***** PAGE TEXT *****

- Birth name: Conrad Shafie
- Origin: England
- Genres: Drum and bass, breakbeat hardcore, jungle, jazz
- Occupation(s): Disc jockey, musician, music producer, songwriter
- Instruments: Keyboards, synthesizer
- Years active: 1991–present
- Labels: Moving Shadow, Metalheadz, Hospital Records, Charge Recordings, New State Music, Good Looking Records, 720 Degrees, V Recordings, Champion Records (UK), Over/Shadow, Violet Nights Recordings

= Blame (music producer) =

Conrad Shafie, better known mononymously as Blame, is an English DJ, musician, music producer, and songwriter. He is considered one of the pioneers of the drum and bass genre. Some of Blame's singles appeared on the UK Singles Chart between 1992 and 2004.

== Career ==
Blame grew up listening to electro and hip hop music. Whilst in school, Blame was exposed to House music from Europe and the United States and was inspired to combine hip hop breakbeats with House sounds. He then hired a community recording studio in Luton called the 33 Arts Centre to work on his own music and the resulting track was "Music Takes You", which ended up being signed to the Moving Shadow record label in 1991 while he was still a teenager. Moving Shadow also released Blame's singles "Feel The Energy", "Are You Dreaming", and "Neptune".

Several of Blame's releases, including "Neptune", were heard at Fabio (DJ)'s Speed nightclub in London. Good Looking Records then offered Blame a record contract. Blame went on to mix the Logical Progression 2 and Progression Sessions 2 compilations for Good Looking Records. He also embarked on a worldwide DJ tour with LTJ Bukem. Singles from his time on Good Looking Records include "Visions Of Mars", "360 Clic", "Alpha:7", "Revival", "J-Walkin’" and "Centuries".

*****

= WHAT YOU NEED TO DO =
(a) Answer these questions from the text about Blame:
(i) What is Blame's birth name?
(ii) In which town was the community recording studio he hired?
(iii) With whom did he go on a worldwide DJ tour?
(b) Reproduce the passage of the text about Blame between "- Birth name: Conrad" and "1992 and 2004.", inclusive.

***** SOURCE INFORMATION *****

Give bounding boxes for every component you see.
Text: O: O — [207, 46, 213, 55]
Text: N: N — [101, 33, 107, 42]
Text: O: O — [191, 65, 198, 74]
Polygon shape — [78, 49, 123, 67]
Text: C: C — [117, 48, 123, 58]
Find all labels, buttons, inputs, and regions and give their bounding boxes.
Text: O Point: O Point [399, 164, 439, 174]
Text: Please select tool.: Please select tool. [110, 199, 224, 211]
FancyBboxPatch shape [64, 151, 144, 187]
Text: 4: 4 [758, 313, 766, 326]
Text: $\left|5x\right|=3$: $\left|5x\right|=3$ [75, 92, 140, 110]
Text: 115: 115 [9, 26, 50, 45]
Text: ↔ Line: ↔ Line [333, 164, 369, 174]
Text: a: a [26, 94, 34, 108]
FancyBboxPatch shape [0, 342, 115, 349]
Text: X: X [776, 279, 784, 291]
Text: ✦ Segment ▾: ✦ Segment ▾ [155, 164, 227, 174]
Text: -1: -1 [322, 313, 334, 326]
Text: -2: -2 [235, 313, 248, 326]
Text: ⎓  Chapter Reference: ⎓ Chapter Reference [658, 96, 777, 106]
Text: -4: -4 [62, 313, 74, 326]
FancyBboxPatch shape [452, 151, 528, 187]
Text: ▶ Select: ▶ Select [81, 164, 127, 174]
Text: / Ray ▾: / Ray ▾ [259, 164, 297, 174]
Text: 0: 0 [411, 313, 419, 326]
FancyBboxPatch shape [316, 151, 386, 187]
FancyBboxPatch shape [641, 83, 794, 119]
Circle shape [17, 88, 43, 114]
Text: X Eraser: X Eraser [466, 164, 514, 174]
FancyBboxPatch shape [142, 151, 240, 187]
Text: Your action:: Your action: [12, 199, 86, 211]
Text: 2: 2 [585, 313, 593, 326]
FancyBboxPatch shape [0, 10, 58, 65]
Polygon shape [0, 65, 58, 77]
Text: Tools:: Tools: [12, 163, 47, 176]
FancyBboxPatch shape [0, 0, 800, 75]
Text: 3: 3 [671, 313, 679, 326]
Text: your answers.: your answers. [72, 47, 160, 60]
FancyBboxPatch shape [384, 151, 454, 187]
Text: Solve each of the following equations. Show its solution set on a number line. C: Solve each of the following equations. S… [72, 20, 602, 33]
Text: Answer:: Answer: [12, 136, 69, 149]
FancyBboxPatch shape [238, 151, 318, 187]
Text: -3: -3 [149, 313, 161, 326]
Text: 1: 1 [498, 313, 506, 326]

*****

= SOLUTIONS TO THE TASKS =
(a)
(i) Conrad Shafie
(ii) Luton
(iii) LTJ Bukem

(b)
- Birth name: Conrad Shafie
- Origin: England
- Genres: Drum and bass, breakbeat hardcore, jungle, jazz
- Occupation(s): Disc jockey, musician, music producer, songwriter
- Instruments: Keyboards, synthesizer
- Years active: 1991–present
- Labels: Moving Shadow, Metalheadz, Hospital Records, Charge Recordings, New State Music, Good Looking Records, 720 Degrees, V Recordings, Champion Records (UK), Over/Shadow, Violet Nights Recordings

= Blame (music producer) =

Conrad Shafie, better known mononymously as Blame, is an English DJ, musician, music producer, and songwriter. He is considered one of the pioneers of the drum and bass genre. Some of Blame's singles appeared on the UK Singles Chart between 1992 and 2004.